■ Short exercise: Below are some entries. Copy each line that holds the string "caption".

■ Records from a collection:
============
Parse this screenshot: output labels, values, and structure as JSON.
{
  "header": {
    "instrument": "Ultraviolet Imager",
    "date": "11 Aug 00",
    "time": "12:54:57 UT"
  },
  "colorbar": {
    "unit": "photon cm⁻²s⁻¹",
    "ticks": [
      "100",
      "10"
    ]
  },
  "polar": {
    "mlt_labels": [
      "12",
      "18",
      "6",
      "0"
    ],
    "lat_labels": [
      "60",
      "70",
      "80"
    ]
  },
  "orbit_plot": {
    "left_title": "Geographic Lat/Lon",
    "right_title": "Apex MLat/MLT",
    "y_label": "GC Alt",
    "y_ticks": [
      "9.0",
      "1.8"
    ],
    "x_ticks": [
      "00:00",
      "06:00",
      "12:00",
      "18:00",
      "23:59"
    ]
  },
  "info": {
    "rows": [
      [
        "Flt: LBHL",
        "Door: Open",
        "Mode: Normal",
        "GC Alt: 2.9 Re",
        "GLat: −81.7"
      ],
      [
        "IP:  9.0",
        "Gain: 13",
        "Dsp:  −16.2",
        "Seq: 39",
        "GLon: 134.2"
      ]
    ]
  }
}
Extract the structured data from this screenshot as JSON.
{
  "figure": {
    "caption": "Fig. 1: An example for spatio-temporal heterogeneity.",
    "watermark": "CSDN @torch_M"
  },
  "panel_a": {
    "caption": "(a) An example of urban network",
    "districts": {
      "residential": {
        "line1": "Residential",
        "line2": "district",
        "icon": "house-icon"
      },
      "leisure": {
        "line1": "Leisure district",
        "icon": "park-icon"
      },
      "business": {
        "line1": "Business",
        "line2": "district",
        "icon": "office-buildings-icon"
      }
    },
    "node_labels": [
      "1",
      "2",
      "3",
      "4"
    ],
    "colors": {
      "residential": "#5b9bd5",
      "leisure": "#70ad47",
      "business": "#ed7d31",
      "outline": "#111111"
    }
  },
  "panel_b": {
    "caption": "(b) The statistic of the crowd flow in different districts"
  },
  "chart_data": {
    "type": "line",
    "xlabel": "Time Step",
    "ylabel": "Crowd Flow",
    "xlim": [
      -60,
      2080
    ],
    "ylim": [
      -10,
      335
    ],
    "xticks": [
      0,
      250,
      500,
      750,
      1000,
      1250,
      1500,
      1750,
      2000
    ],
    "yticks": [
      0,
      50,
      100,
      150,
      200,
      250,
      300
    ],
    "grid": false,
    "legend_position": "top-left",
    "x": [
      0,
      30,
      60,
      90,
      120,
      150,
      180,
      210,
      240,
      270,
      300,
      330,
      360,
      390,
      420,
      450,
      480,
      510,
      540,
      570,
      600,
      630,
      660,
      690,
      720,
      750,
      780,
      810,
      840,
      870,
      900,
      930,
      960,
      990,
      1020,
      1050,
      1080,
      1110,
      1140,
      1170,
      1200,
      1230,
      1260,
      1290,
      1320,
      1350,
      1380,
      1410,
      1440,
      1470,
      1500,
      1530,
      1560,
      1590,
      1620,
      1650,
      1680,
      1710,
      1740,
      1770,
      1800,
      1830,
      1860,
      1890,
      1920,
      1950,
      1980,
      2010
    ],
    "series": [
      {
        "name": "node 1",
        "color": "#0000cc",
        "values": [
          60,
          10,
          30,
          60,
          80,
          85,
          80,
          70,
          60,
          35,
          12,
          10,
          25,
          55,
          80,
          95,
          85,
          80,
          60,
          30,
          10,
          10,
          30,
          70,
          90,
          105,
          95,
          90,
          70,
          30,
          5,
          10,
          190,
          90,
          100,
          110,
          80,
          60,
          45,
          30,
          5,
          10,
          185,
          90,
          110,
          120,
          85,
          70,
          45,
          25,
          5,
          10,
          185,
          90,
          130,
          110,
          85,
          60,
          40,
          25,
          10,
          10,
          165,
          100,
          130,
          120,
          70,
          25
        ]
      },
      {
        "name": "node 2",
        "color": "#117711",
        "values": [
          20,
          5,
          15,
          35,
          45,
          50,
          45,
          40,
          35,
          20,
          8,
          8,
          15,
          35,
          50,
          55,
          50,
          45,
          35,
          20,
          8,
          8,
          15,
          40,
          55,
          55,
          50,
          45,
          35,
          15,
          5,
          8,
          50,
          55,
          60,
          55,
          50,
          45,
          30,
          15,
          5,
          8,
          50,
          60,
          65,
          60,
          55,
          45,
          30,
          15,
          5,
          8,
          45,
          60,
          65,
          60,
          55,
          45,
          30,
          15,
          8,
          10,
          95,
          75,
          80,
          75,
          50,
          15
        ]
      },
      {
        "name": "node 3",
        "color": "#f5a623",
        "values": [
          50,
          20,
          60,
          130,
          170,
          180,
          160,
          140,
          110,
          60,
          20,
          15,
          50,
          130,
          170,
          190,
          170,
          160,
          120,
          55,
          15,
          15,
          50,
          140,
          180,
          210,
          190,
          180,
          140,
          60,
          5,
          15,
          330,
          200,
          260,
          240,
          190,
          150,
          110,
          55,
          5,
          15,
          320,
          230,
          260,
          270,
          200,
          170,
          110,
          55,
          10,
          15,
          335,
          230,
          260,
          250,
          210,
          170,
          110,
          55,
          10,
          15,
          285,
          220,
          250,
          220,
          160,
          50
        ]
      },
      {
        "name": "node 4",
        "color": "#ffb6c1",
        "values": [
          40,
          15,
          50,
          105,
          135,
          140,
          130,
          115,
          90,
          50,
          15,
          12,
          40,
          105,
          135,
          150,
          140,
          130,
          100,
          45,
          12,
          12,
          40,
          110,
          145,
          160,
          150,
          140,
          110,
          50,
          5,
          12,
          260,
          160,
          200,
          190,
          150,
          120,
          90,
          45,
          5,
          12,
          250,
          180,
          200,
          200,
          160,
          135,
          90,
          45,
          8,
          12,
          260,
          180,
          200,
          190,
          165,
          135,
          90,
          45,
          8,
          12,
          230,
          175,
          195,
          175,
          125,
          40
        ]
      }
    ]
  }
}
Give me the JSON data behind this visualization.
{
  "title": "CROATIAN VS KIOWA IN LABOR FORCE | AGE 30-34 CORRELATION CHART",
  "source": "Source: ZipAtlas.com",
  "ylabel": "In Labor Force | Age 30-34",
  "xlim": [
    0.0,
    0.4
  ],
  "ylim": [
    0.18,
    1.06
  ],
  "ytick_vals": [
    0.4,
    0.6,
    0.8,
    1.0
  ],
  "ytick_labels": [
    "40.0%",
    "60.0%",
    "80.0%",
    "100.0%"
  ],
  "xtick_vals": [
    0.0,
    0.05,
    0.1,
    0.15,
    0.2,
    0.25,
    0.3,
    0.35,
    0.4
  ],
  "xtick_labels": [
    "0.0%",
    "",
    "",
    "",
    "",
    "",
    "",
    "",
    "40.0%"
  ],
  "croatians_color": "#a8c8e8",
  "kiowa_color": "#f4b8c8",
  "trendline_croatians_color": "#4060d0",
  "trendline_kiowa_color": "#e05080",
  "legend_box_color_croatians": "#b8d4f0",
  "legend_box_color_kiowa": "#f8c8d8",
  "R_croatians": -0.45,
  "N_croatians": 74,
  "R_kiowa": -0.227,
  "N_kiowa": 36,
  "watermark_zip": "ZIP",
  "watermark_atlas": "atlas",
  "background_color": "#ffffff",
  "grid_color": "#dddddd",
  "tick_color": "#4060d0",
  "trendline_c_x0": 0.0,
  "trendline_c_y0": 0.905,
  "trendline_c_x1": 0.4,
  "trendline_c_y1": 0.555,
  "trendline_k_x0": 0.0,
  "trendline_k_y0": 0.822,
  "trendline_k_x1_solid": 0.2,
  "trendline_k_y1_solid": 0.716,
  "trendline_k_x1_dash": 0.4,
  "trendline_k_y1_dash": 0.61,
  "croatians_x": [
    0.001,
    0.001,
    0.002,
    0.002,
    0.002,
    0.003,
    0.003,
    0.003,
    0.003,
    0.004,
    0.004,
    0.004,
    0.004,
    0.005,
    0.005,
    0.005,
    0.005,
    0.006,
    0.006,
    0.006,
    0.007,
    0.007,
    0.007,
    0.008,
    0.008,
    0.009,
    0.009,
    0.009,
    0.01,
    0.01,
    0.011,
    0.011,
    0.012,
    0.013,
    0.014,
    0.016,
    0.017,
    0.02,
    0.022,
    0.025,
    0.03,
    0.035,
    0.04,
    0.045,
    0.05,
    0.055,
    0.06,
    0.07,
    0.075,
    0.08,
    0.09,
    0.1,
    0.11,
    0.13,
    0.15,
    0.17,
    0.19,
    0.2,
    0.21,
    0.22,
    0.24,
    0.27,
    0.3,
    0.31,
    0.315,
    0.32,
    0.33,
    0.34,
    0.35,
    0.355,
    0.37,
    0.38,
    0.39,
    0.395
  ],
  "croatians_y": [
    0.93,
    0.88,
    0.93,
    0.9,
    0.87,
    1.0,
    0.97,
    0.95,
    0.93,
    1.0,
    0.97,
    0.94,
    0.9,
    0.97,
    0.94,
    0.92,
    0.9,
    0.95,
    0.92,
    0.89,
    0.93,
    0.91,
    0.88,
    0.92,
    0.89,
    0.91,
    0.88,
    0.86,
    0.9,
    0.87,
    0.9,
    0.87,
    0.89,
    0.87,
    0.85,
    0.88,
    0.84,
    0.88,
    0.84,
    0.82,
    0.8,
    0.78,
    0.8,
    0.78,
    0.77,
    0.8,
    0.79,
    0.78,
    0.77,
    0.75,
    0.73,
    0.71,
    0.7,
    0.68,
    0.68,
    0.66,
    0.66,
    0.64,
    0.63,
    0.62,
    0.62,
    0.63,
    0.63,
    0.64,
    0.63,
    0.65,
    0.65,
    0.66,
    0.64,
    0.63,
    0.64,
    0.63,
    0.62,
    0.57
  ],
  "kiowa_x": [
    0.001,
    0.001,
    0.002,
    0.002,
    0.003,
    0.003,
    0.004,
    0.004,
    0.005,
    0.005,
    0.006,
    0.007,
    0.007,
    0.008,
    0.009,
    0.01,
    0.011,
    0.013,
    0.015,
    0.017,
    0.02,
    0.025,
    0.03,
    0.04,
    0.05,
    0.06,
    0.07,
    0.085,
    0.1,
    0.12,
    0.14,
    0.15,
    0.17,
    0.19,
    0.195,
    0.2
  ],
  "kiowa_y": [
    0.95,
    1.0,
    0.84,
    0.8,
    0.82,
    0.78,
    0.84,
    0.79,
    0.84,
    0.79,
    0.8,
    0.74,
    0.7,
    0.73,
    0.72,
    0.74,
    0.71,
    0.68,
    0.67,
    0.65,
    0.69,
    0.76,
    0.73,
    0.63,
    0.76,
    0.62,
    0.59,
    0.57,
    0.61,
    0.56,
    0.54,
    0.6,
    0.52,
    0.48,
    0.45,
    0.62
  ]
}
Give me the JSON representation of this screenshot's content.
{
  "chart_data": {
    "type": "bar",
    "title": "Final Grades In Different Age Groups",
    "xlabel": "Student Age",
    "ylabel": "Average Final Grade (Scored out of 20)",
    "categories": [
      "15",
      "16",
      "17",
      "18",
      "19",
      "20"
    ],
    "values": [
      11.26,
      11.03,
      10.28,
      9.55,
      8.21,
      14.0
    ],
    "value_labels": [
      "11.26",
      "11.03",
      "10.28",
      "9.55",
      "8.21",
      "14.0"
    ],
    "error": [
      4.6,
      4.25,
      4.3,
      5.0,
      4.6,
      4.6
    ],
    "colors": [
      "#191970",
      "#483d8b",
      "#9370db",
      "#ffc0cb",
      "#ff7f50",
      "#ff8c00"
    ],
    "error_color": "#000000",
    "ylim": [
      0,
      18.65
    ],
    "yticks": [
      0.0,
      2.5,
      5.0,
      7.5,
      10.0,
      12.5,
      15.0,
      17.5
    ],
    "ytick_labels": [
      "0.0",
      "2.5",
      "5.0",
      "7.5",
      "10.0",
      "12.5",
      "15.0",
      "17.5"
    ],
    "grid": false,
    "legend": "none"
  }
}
============
■ Expected answer:
    "caption": "Fig. 1: An example for spatio-temporal heterogeneity.",
    "caption": "(a) An example of urban network",
    "caption": "(b) The statistic of the crowd flow in different districts"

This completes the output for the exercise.